**Data records:**

------------------------------------------------------------------------

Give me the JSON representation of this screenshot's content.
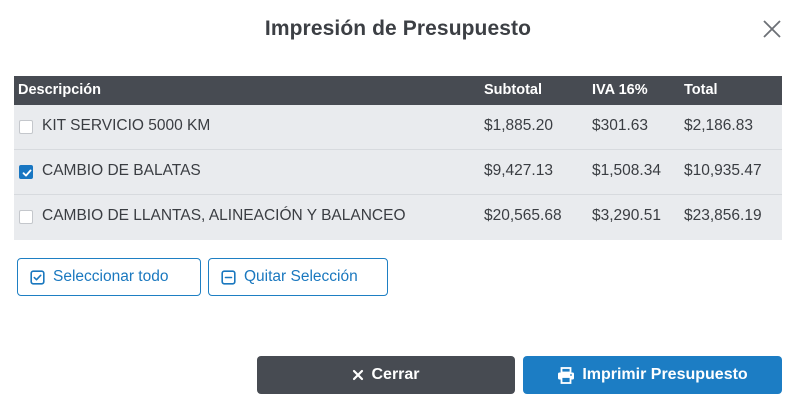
{
  "dialog": {
    "title": "Impresión de Presupuesto"
  },
  "table": {
    "headers": {
      "description": "Descripción",
      "subtotal": "Subtotal",
      "iva": "IVA 16%",
      "total": "Total"
    },
    "rows": [
      {
        "checked": false,
        "description": "KIT SERVICIO 5000 KM",
        "subtotal": "$1,885.20",
        "iva": "$301.63",
        "total": "$2,186.83"
      },
      {
        "checked": true,
        "description": "CAMBIO DE BALATAS",
        "subtotal": "$9,427.13",
        "iva": "$1,508.34",
        "total": "$10,935.47"
      },
      {
        "checked": false,
        "description": "CAMBIO DE LLANTAS, ALINEACIÓN Y BALANCEO",
        "subtotal": "$20,565.68",
        "iva": "$3,290.51",
        "total": "$23,856.19"
      }
    ]
  },
  "actions": {
    "select_all": "Seleccionar todo",
    "clear_selection": "Quitar Selección",
    "close": "Cerrar",
    "print": "Imprimir Presupuesto"
  },
  "colors": {
    "header_bg": "#474b52",
    "row_bg": "#e9ebee",
    "accent": "#1c7dc4",
    "dark_button": "#474b52"
  },
  "icons": {
    "close": "close-icon",
    "checkbox_checked": "check-icon",
    "select_all": "square-check-icon",
    "clear_selection": "square-minus-icon",
    "close_button": "x-icon",
    "print": "printer-icon"
  }
}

------------------------------------------------------------------------

**Short exercise:** Restate the data above word for word. Do not include the images.

**The result:**
Give me the JSON representation of this screenshot's content.
{
  "dialog": {
    "title": "Impresión de Presupuesto"
  },
  "table": {
    "headers": {
      "description": "Descripción",
      "subtotal": "Subtotal",
      "iva": "IVA 16%",
      "total": "Total"
    },
    "rows": [
      {
        "checked": false,
        "description": "KIT SERVICIO 5000 KM",
        "subtotal": "$1,885.20",
        "iva": "$301.63",
        "total": "$2,186.83"
      },
      {
        "checked": true,
        "description": "CAMBIO DE BALATAS",
        "subtotal": "$9,427.13",
        "iva": "$1,508.34",
        "total": "$10,935.47"
      },
      {
        "checked": false,
        "description": "CAMBIO DE LLANTAS, ALINEACIÓN Y BALANCEO",
        "subtotal": "$20,565.68",
        "iva": "$3,290.51",
        "total": "$23,856.19"
      }
    ]
  },
  "actions": {
    "select_all": "Seleccionar todo",
    "clear_selection": "Quitar Selección",
    "close": "Cerrar",
    "print": "Imprimir Presupuesto"
  },
  "colors": {
    "header_bg": "#474b52",
    "row_bg": "#e9ebee",
    "accent": "#1c7dc4",
    "dark_button": "#474b52"
  },
  "icons": {
    "close": "close-icon",
    "checkbox_checked": "check-icon",
    "select_all": "square-check-icon",
    "clear_selection": "square-minus-icon",
    "close_button": "x-icon",
    "print": "printer-icon"
  }
}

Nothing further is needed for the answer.